-- Requirements --
Take every line that has the string "text" and copy it out.

• • • •

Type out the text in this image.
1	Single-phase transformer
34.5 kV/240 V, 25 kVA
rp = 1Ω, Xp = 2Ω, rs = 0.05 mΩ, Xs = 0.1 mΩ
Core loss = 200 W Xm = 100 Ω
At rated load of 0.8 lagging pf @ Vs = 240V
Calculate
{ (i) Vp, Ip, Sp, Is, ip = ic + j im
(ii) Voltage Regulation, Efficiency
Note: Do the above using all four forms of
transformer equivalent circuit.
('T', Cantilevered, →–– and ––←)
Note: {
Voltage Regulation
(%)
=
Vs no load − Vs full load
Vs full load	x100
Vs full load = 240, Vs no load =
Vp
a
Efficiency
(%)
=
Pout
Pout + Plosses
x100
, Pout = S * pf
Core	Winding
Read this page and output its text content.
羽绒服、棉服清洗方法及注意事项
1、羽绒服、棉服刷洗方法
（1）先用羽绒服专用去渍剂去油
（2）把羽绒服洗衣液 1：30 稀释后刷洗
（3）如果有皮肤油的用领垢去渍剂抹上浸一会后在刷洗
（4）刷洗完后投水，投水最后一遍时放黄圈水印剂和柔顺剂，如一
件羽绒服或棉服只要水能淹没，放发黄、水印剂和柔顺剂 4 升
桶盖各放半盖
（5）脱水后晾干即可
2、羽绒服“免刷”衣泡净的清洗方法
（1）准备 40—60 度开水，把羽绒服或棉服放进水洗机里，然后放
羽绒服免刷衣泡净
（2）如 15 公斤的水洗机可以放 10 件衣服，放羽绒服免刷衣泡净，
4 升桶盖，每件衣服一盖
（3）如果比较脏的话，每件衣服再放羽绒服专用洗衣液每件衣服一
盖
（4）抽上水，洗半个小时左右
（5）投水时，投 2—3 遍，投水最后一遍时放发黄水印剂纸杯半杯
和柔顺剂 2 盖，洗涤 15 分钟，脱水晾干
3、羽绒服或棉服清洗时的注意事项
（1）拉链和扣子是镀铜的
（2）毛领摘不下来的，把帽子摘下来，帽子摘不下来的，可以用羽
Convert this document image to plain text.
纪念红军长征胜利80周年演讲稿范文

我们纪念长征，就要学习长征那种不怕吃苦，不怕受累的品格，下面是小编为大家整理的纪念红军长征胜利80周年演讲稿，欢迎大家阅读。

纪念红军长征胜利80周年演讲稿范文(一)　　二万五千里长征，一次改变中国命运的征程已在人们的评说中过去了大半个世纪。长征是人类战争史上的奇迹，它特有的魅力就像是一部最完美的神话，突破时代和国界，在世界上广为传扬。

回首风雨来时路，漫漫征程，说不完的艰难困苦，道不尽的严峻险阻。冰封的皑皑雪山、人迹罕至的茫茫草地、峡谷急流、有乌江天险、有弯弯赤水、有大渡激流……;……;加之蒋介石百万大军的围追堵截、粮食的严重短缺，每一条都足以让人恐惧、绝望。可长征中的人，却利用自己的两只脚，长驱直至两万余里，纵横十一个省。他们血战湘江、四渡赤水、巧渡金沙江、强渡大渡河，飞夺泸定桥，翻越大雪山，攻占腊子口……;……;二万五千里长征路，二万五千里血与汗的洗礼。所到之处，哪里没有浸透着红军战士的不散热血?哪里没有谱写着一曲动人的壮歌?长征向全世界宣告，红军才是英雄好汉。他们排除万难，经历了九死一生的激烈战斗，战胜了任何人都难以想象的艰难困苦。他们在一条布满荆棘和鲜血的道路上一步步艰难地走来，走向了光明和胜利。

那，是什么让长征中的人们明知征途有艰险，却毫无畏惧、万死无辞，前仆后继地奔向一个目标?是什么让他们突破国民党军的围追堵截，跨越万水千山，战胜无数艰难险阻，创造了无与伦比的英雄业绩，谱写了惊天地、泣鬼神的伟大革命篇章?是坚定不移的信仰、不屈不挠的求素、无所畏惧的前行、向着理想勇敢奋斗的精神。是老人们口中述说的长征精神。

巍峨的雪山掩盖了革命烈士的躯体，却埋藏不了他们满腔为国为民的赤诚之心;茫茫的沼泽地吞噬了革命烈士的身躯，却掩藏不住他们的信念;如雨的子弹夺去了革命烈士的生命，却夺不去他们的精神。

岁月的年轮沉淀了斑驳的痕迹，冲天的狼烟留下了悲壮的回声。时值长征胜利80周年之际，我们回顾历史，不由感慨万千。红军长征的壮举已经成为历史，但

• • • •

-- Response --
Type out the text in this image.
Read this page and output its text content.
Convert this document image to plain text.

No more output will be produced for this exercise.